[[ Exercise input open ]]

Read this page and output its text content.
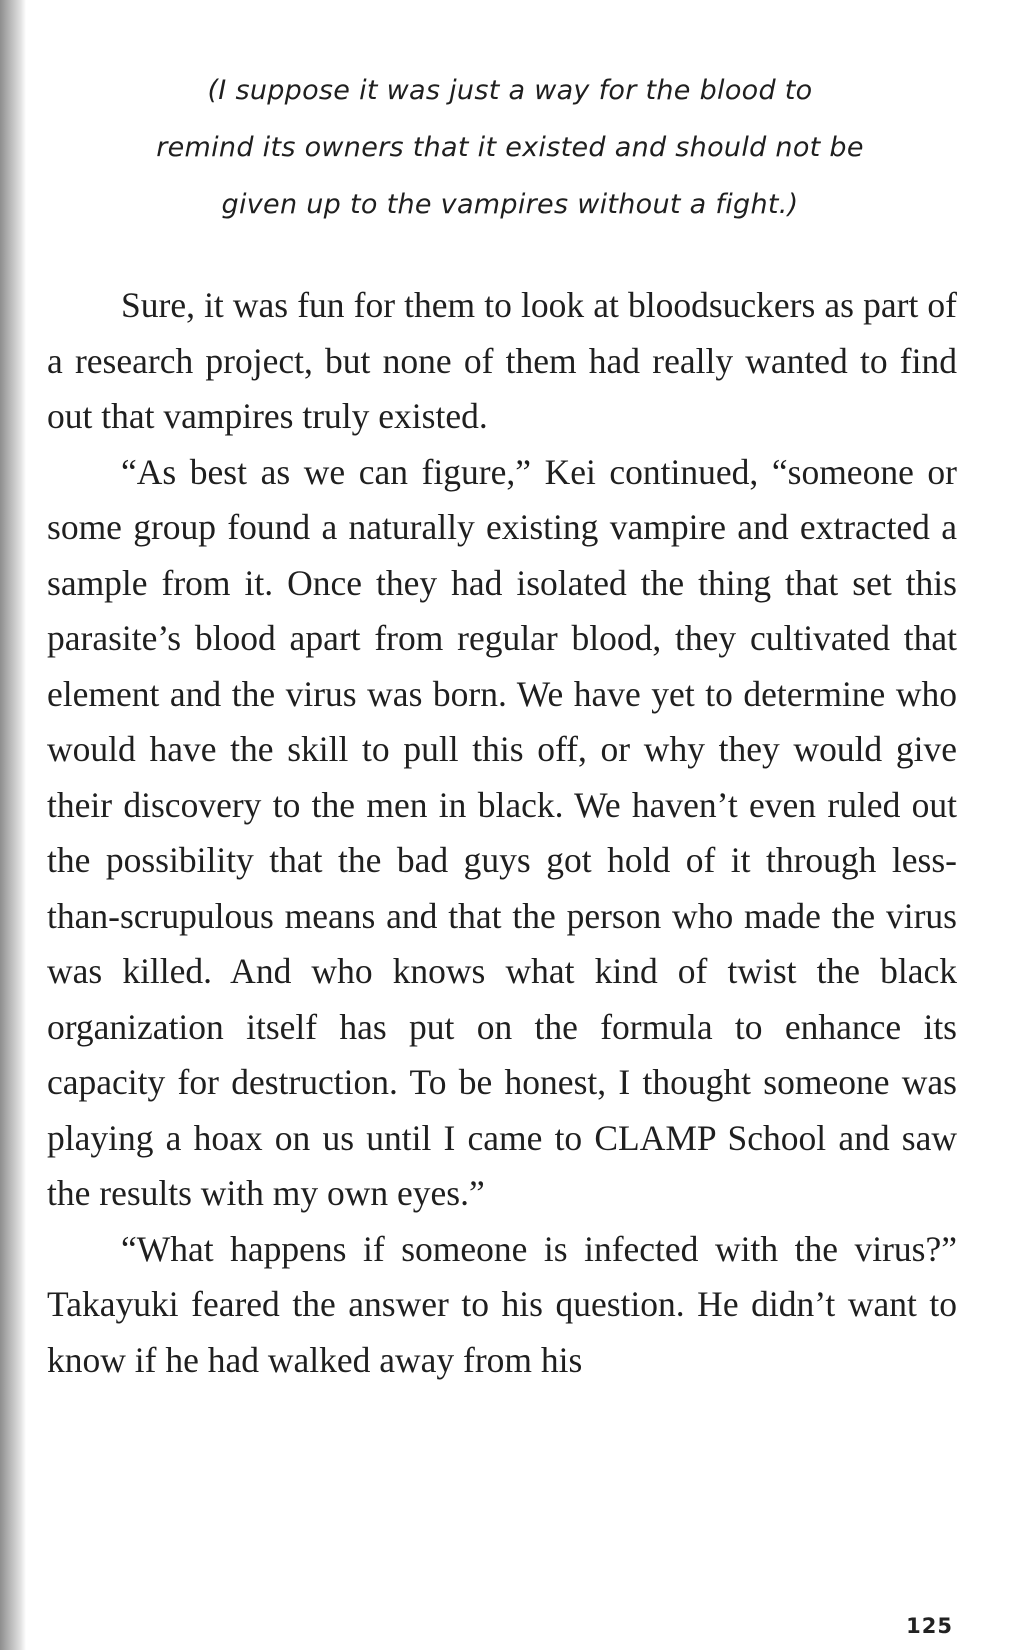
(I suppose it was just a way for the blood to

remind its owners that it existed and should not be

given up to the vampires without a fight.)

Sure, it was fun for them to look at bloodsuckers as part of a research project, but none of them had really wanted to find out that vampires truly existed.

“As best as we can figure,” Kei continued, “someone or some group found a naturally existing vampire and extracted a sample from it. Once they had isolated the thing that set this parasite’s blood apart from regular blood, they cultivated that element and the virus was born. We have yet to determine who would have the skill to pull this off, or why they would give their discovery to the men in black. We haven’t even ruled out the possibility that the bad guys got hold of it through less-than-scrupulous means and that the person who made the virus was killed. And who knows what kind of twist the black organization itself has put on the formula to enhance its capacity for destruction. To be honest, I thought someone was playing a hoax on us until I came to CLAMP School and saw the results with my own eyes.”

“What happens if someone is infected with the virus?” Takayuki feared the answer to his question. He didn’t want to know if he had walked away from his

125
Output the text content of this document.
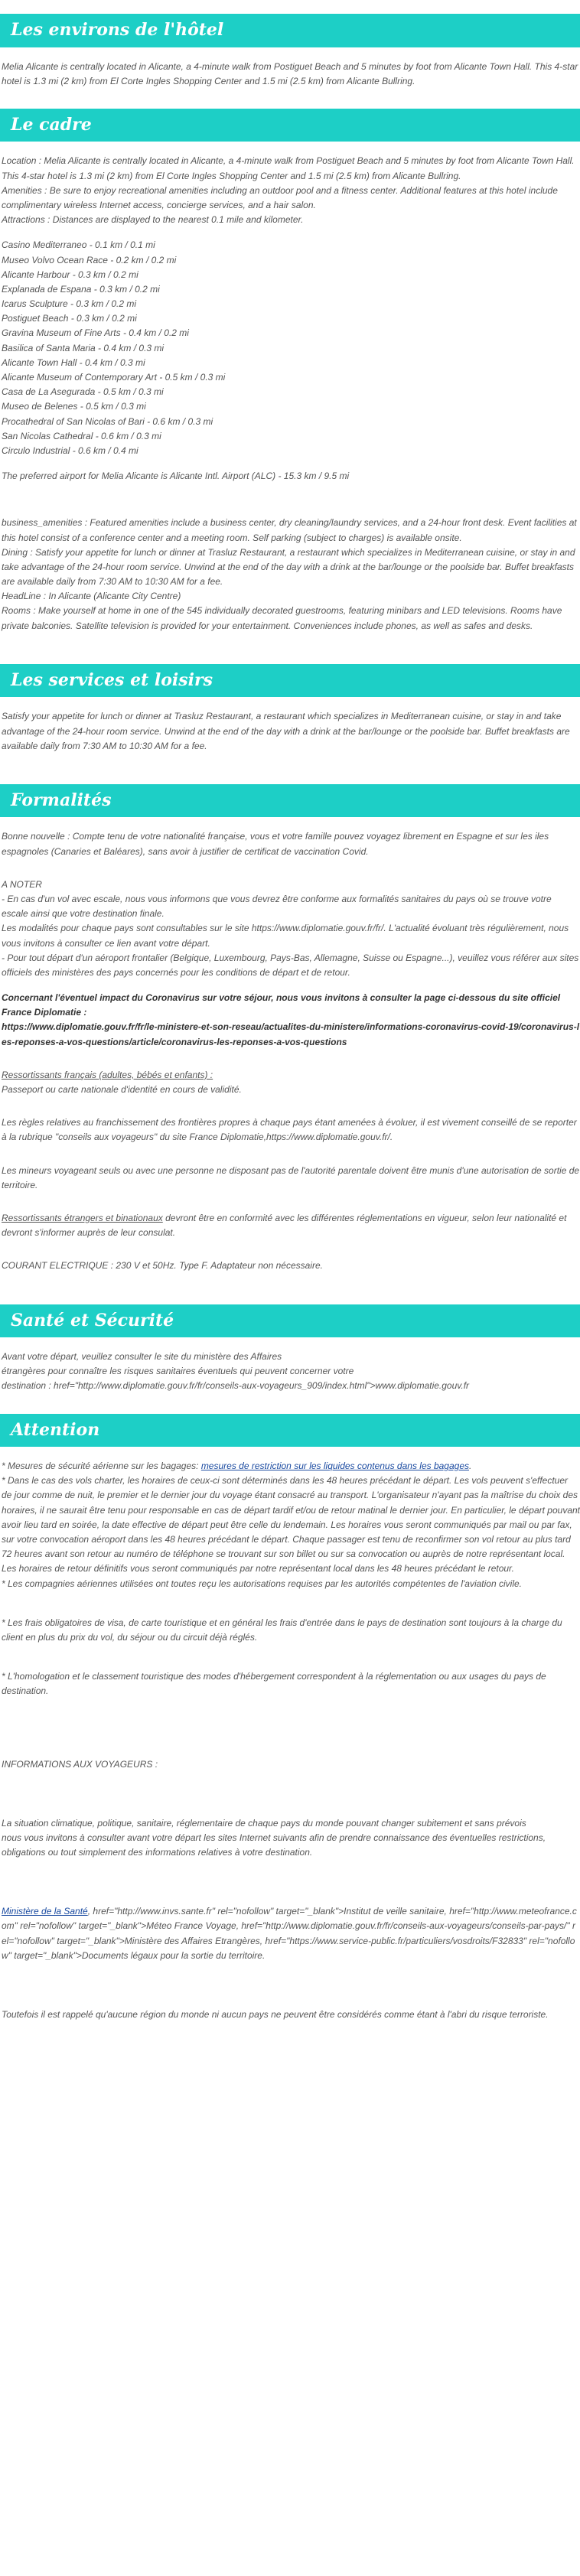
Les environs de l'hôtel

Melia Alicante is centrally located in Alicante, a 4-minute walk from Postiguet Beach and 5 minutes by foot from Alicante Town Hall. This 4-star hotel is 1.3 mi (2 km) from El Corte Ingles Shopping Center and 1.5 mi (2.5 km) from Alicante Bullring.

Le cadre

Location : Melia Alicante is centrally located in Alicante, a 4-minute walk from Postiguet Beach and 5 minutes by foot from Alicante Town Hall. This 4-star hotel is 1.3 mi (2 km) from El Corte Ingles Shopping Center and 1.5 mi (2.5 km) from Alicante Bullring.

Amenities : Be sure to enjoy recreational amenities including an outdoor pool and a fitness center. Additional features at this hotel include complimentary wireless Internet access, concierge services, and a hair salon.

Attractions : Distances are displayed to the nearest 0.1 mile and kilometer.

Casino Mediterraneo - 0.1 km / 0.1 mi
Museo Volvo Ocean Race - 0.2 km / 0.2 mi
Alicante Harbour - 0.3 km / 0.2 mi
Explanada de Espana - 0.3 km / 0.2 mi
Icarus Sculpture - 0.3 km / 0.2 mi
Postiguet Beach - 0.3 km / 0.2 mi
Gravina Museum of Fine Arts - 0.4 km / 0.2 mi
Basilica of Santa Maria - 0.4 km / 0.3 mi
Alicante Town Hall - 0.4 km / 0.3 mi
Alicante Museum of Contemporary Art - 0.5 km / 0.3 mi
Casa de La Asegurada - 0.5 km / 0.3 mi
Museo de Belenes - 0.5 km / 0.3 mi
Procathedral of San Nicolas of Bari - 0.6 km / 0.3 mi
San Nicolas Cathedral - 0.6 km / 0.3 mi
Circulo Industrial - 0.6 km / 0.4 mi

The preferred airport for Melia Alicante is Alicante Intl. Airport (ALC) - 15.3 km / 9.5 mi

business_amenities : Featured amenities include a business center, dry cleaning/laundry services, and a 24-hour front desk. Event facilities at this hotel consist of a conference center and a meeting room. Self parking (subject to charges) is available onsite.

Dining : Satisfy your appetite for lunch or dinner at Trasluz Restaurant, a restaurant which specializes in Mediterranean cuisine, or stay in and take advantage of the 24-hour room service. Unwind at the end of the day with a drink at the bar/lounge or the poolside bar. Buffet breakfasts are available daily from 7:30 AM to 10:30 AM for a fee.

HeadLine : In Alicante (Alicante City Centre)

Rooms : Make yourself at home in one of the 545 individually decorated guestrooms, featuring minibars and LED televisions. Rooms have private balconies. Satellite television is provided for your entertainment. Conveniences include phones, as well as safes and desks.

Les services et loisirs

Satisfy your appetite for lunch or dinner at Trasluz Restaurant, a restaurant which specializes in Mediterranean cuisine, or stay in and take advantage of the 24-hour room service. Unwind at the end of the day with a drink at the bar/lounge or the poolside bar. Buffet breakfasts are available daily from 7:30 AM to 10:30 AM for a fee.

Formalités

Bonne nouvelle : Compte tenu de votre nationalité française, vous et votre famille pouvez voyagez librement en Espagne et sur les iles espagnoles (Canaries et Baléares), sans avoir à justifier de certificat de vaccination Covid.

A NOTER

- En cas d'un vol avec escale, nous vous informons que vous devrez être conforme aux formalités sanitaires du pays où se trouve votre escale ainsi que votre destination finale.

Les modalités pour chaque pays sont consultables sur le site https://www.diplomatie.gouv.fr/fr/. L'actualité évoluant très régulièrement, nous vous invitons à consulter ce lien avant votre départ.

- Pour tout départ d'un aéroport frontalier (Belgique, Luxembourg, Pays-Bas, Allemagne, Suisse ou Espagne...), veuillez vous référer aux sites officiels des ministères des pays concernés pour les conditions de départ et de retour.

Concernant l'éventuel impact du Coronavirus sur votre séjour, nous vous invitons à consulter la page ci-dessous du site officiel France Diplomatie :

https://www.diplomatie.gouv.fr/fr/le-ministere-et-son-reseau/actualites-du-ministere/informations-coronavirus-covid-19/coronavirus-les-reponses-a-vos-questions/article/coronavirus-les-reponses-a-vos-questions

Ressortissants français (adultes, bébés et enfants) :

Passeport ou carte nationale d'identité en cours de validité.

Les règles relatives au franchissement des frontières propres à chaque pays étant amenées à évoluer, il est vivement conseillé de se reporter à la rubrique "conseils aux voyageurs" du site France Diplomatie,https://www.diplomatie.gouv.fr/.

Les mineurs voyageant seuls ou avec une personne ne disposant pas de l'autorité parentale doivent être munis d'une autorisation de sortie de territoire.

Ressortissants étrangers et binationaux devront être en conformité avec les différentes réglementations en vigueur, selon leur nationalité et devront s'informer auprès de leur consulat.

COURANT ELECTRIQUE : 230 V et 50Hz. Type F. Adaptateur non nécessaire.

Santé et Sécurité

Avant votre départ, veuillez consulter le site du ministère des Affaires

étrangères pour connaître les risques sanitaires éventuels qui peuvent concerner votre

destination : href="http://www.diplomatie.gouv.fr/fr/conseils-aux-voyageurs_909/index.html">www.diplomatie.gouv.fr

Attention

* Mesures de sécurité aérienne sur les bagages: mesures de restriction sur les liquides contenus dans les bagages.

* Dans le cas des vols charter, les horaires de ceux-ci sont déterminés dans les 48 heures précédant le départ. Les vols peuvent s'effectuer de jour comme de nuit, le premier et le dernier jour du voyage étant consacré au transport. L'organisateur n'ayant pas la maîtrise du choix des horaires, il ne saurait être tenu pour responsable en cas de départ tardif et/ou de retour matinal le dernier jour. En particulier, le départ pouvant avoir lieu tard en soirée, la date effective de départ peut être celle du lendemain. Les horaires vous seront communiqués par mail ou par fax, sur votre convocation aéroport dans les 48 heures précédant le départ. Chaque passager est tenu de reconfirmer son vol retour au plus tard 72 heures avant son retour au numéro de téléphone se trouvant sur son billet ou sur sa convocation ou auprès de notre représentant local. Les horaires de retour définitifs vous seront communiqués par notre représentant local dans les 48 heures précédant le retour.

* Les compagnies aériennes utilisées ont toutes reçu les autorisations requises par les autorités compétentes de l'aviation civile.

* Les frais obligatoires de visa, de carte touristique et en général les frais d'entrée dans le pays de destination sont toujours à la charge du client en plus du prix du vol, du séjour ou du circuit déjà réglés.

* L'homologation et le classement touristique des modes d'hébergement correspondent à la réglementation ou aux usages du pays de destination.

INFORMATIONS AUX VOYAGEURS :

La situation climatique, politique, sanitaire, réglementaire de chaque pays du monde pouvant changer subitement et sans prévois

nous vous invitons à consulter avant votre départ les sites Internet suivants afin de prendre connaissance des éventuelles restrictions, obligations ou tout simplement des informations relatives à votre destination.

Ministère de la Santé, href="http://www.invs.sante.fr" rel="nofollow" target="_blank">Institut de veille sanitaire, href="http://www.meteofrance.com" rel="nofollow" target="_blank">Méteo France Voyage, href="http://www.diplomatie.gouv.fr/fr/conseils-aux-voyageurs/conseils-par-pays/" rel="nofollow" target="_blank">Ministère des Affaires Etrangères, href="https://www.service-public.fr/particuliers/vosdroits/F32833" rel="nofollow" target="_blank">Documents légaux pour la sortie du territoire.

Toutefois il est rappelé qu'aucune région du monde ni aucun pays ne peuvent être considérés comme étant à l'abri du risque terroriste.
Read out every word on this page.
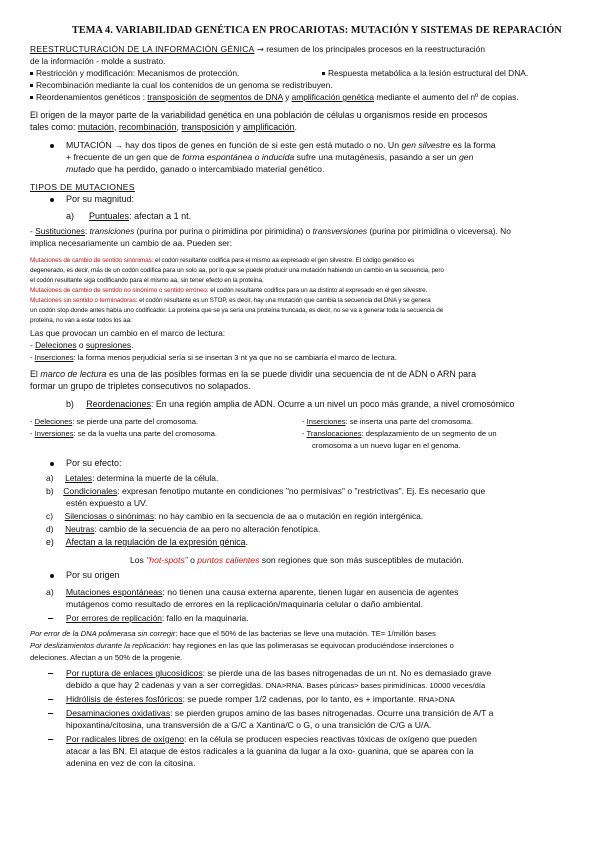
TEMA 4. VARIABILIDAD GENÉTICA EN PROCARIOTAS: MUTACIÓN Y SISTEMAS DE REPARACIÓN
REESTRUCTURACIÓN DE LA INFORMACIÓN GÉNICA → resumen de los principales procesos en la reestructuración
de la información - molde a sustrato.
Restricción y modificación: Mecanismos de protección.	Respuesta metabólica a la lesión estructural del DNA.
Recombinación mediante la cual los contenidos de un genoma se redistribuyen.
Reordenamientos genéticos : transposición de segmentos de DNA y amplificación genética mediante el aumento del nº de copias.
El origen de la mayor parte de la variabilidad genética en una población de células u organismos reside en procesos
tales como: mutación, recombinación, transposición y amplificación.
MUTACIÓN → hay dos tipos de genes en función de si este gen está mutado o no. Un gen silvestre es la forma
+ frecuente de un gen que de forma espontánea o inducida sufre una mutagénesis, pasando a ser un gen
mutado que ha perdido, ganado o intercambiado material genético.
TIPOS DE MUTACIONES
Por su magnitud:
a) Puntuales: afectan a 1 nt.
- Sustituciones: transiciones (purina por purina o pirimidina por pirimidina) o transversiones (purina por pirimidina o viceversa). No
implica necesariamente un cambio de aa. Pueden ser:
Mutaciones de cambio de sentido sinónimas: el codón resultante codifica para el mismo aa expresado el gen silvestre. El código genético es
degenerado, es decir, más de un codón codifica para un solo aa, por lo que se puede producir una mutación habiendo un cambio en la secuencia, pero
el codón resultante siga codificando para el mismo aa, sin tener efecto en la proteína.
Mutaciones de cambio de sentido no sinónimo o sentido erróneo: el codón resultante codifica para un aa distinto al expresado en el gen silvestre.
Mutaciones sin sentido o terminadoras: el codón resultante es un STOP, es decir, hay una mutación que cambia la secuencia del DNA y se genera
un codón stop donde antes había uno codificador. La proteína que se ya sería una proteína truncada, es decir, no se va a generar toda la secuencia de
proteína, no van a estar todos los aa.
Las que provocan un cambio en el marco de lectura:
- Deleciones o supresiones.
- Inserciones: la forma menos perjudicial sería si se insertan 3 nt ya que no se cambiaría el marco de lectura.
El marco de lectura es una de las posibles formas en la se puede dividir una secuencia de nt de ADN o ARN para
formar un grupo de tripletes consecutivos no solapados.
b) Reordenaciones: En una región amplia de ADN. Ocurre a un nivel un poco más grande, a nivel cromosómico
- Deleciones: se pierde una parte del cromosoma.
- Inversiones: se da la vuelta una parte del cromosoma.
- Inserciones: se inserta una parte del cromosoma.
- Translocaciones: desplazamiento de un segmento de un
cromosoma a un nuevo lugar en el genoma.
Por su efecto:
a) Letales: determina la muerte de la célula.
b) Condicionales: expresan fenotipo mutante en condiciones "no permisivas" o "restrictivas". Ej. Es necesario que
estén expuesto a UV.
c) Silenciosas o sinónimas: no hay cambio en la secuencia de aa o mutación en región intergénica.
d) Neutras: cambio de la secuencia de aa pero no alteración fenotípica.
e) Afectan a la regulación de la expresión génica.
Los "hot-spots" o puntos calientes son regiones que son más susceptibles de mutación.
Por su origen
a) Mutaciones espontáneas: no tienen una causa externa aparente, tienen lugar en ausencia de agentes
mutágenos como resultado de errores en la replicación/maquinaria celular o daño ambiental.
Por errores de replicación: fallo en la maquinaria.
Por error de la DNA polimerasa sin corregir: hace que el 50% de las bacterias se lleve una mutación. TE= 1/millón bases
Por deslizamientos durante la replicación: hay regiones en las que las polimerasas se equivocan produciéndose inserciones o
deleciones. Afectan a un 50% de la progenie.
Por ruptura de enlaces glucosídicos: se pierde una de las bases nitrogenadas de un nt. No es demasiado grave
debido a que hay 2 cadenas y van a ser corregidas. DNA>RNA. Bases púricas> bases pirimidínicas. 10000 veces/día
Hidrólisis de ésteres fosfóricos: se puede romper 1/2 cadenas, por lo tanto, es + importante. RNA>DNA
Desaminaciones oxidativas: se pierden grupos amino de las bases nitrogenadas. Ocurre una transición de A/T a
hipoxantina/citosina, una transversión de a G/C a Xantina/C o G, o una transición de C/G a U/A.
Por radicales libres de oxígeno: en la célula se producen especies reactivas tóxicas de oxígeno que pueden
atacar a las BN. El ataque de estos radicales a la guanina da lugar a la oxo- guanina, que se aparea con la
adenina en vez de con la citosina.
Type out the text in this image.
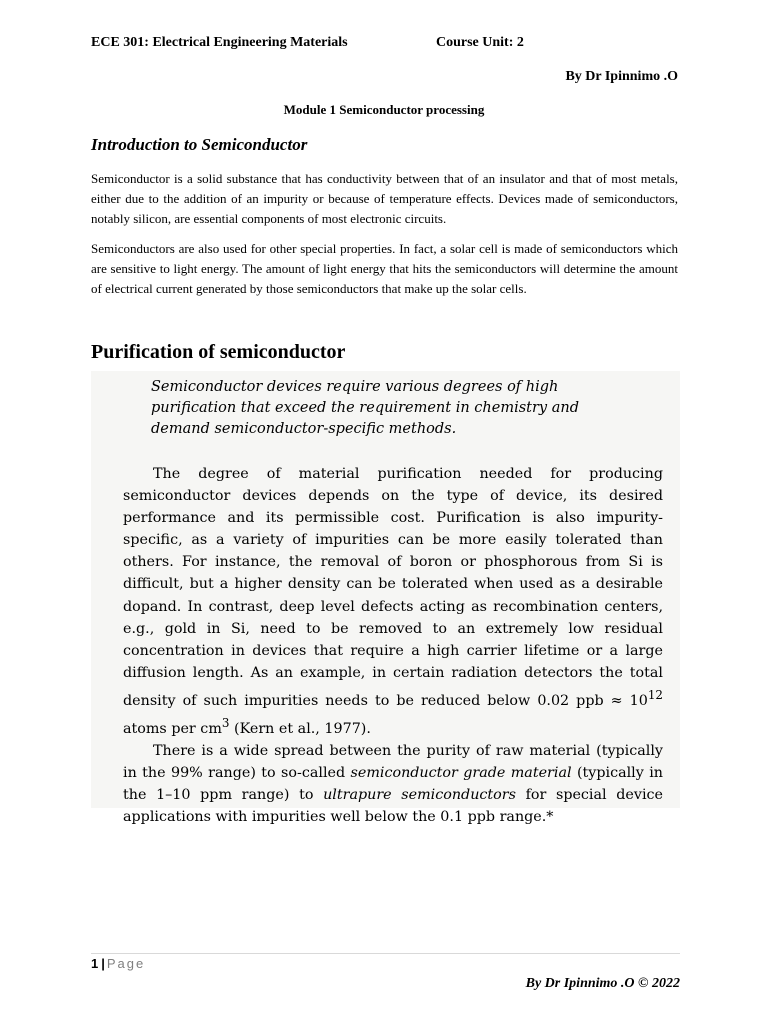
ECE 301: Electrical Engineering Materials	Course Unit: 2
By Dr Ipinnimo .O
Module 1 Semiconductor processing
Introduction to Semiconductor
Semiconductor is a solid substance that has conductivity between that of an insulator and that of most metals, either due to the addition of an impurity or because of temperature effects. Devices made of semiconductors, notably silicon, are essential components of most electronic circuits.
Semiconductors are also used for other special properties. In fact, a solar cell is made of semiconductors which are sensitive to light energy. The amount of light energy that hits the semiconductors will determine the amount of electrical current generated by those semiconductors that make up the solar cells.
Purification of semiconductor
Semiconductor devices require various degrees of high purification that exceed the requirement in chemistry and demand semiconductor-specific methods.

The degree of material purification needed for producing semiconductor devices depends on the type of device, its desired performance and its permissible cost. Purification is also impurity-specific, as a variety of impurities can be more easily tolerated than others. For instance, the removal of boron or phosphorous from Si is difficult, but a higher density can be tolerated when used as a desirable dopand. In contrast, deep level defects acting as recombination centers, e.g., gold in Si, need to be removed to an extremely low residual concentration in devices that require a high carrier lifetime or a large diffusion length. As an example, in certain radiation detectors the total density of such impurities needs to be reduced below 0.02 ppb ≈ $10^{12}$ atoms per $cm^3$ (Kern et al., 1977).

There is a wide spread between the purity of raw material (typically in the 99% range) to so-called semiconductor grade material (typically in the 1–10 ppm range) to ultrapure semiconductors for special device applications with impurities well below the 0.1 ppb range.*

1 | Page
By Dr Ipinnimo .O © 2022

[[ Exercise input closed ]]

**Work task**
If a line in the entries above contains the word "Museo", copy it.

**Solution**
Museo Volvo Ocean Race - 0.2 km / 0.2 mi
Museo de Belenes - 0.5 km / 0.3 mi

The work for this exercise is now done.